BEGIN RECORDS FOR THE EXERCISE

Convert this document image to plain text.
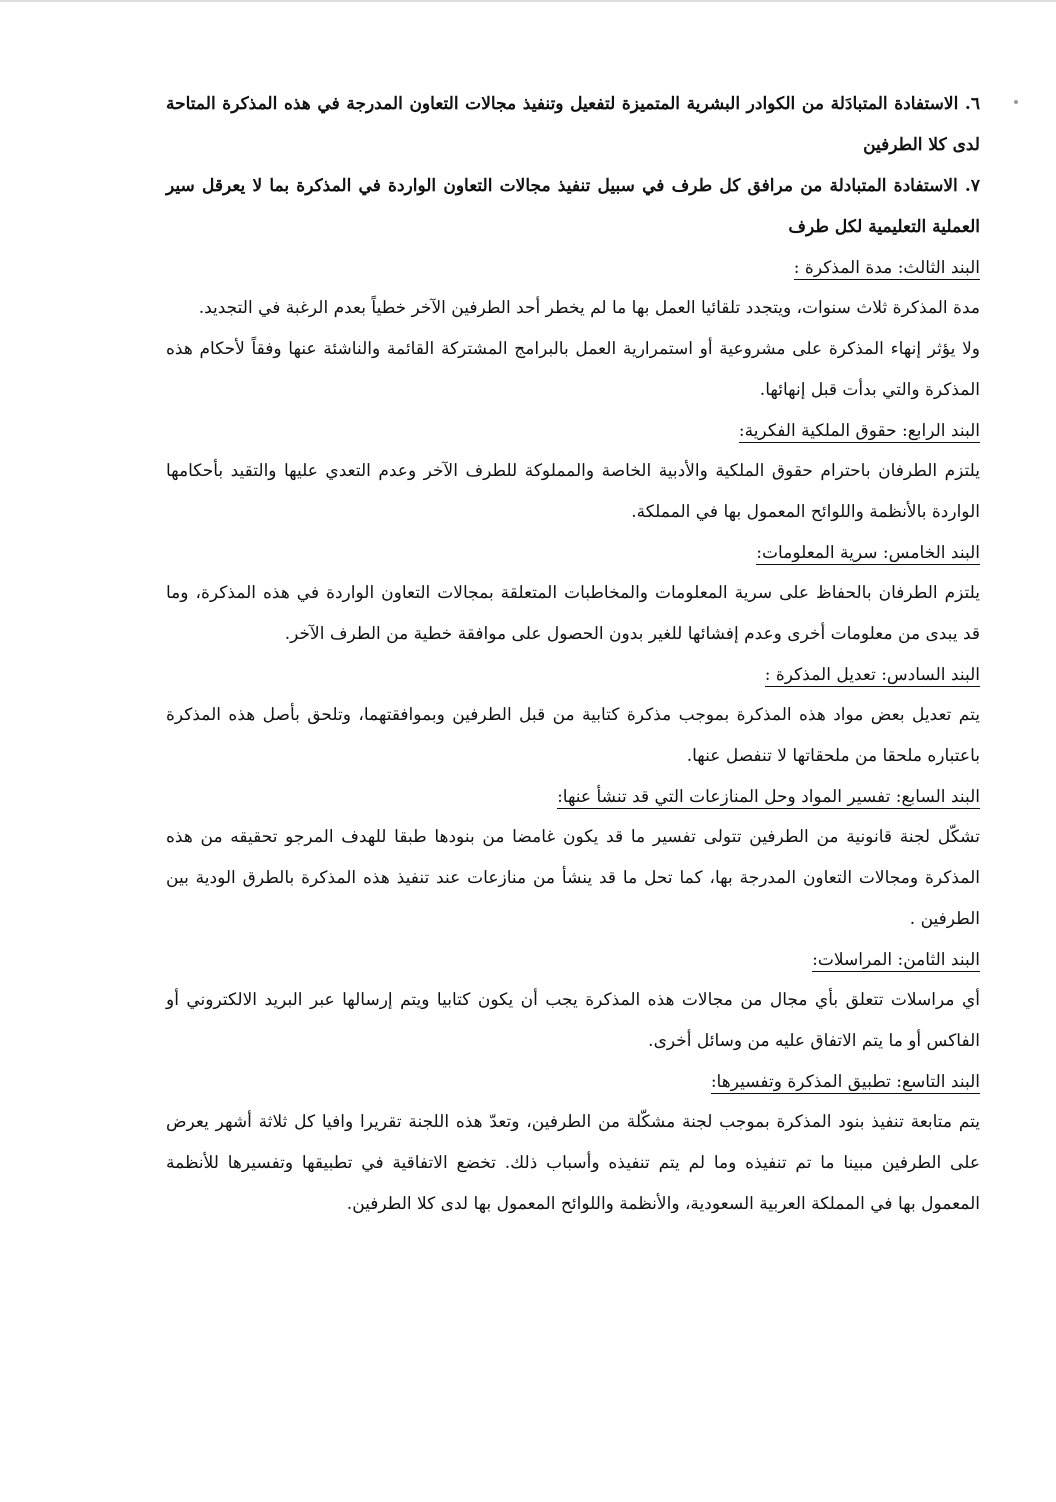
٦. الاستفادة المتبادَلة من الكوادر البشرية المتميزة لتفعيل وتنفيذ مجالات التعاون المدرجة في هذه المذكرة المتاحة لدى كلا الطرفين

٧. الاستفادة المتبادلة من مرافق كل طرف في سبيل تنفيذ مجالات التعاون الواردة في المذكرة بما لا يعرقل سير العملية التعليمية لكل طرف

البند الثالث: مدة المذكرة :

مدة المذكرة ثلاث سنوات، ويتجدد تلقائيا العمل بها ما لم يخطر أحد الطرفين الآخر خطياً بعدم الرغبة في التجديد.

ولا يؤثر إنهاء المذكرة على مشروعية أو استمرارية العمل بالبرامج المشتركة القائمة والناشئة عنها وفقاً لأحكام هذه المذكرة والتي بدأت قبل إنهائها.

البند الرابع: حقوق الملكية الفكرية:

يلتزم الطرفان باحترام حقوق الملكية والأدبية الخاصة والمملوكة للطرف الآخر وعدم التعدي عليها والتقيد بأحكامها الواردة بالأنظمة واللوائح المعمول بها في المملكة.

البند الخامس: سرية المعلومات:

يلتزم الطرفان بالحفاظ على سرية المعلومات والمخاطبات المتعلقة بمجالات التعاون الواردة في هذه المذكرة، وما قد يبدى من معلومات أخرى وعدم إفشائها للغير بدون الحصول على موافقة خطية من الطرف الآخر.

البند السادس: تعديل المذكرة :

يتم تعديل بعض مواد هذه المذكرة بموجب مذكرة كتابية من قبل الطرفين وبموافقتهما، وتلحق بأصل هذه المذكرة باعتباره ملحقا من ملحقاتها لا تنفصل عنها.

البند السابع: تفسير المواد وحل المنازعات التي قد تنشأ عنها:

تشكّل لجنة قانونية من الطرفين تتولى تفسير ما قد يكون غامضا من بنودها طبقا للهدف المرجو تحقيقه من هذه المذكرة ومجالات التعاون المدرجة بها، كما تحل ما قد ينشأ من منازعات عند تنفيذ هذه المذكرة بالطرق الودية بين الطرفين .

البند الثامن: المراسلات:

أي مراسلات تتعلق بأي مجال من مجالات هذه المذكرة يجب أن يكون كتابيا ويتم إرسالها عبر البريد الالكتروني أو الفاكس أو ما يتم الاتفاق عليه من وسائل أخرى.

البند التاسع: تطبيق المذكرة وتفسيرها:

يتم متابعة تنفيذ بنود المذكرة بموجب لجنة مشكّلة من الطرفين، وتعدّ هذه اللجنة تقريرا وافيا كل ثلاثة أشهر يعرض على الطرفين مبينا ما تم تنفيذه وما لم يتم تنفيذه وأسباب ذلك. تخضع الاتفاقية في تطبيقها وتفسيرها للأنظمة المعمول بها في المملكة العربية السعودية، والأنظمة واللوائح المعمول بها لدى كلا الطرفين.
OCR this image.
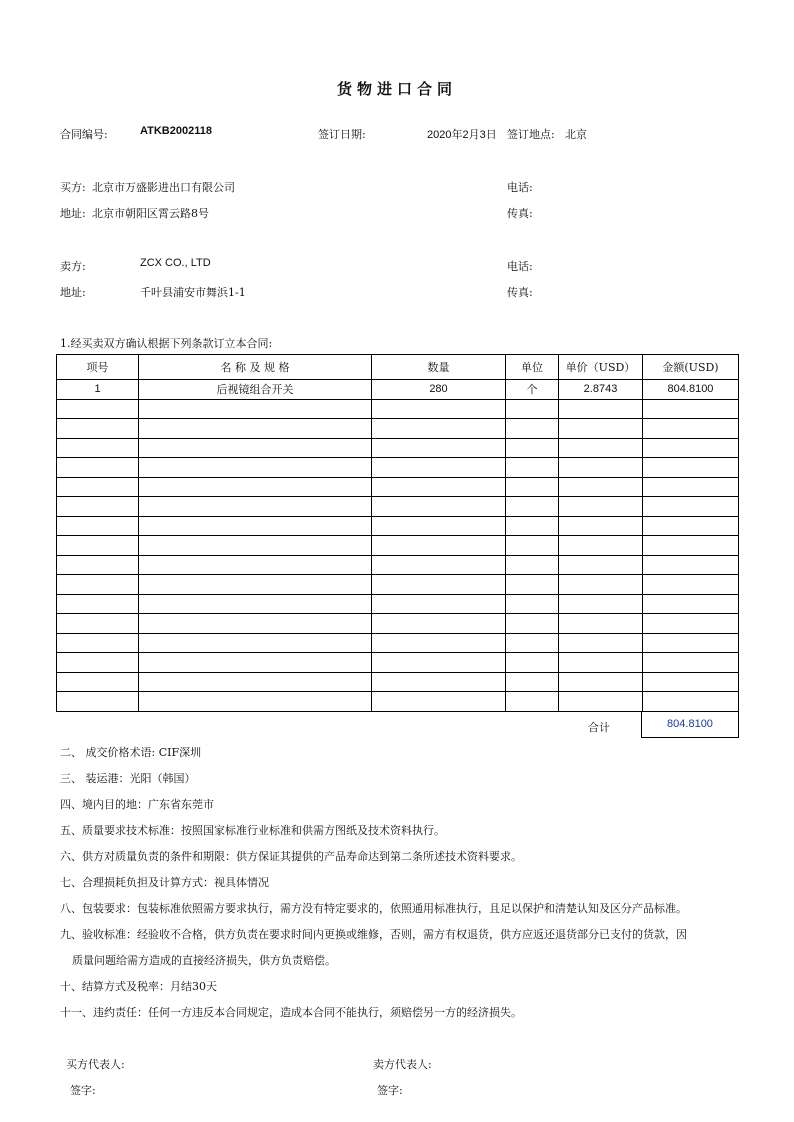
货物进口合同
合同编号:	ATKB2002118	签订日期:	2020年2月3日 签订地点: 北京
买方: 北京市万盛影进出口有限公司	电话:
地址: 北京市朝阳区霄云路8号	传真:
卖方:	ZCX CO., LTD	电话:
地址:	千叶县浦安市舞浜1-1	传真:
1.经买卖双方确认根据下列条款订立本合同:
项号	名 称 及 规 格	数量	单位	单价（USD）	金额(USD)
1	后视镜组合开关	280	个	2.8743	804.8100

合计	804.8100
二、 成交价格术语: CIF深圳
三、 装运港：光阳（韩国）
四、境内目的地：广东省东莞市
五、质量要求技术标准：按照国家标准行业标准和供需方图纸及技术资料执行。
六、供方对质量负责的条件和期限：供方保证其提供的产品寿命达到第二条所述技术资料要求。
七、合理损耗负担及计算方式：视具体情况
八、包装要求：包装标准依照需方要求执行，需方没有特定要求的，依照通用标准执行，且足以保护和清楚认知及区分产品标准。
九、验收标准：经验收不合格，供方负责在要求时间内更换或维修，否则，需方有权退货，供方应返还退货部分已支付的货款，因
质量问题给需方造成的直接经济损失，供方负责赔偿。
十、结算方式及税率：月结30天
十一、违约责任：任何一方违反本合同规定，造成本合同不能执行，须赔偿另一方的经济损失。
买方代表人:	卖方代表人:
签字:	签字:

END RECORDS FOR THE EXERCISE

Filter the records above and return every line that holds the word "المدرجة".

REPLY TO THE TASK.
٦. الاستفادة المتبادَلة من الكوادر البشرية المتميزة لتفعيل وتنفيذ مجالات التعاون المدرجة في هذه المذكرة المتاحة لدى كلا الطرفين
تشكّل لجنة قانونية من الطرفين تتولى تفسير ما قد يكون غامضا من بنودها طبقا للهدف المرجو تحقيقه من هذه المذكرة ومجالات التعاون المدرجة بها، كما تحل ما قد ينشأ من منازعات عند تنفيذ هذه المذكرة بالطرق الودية بين الطرفين .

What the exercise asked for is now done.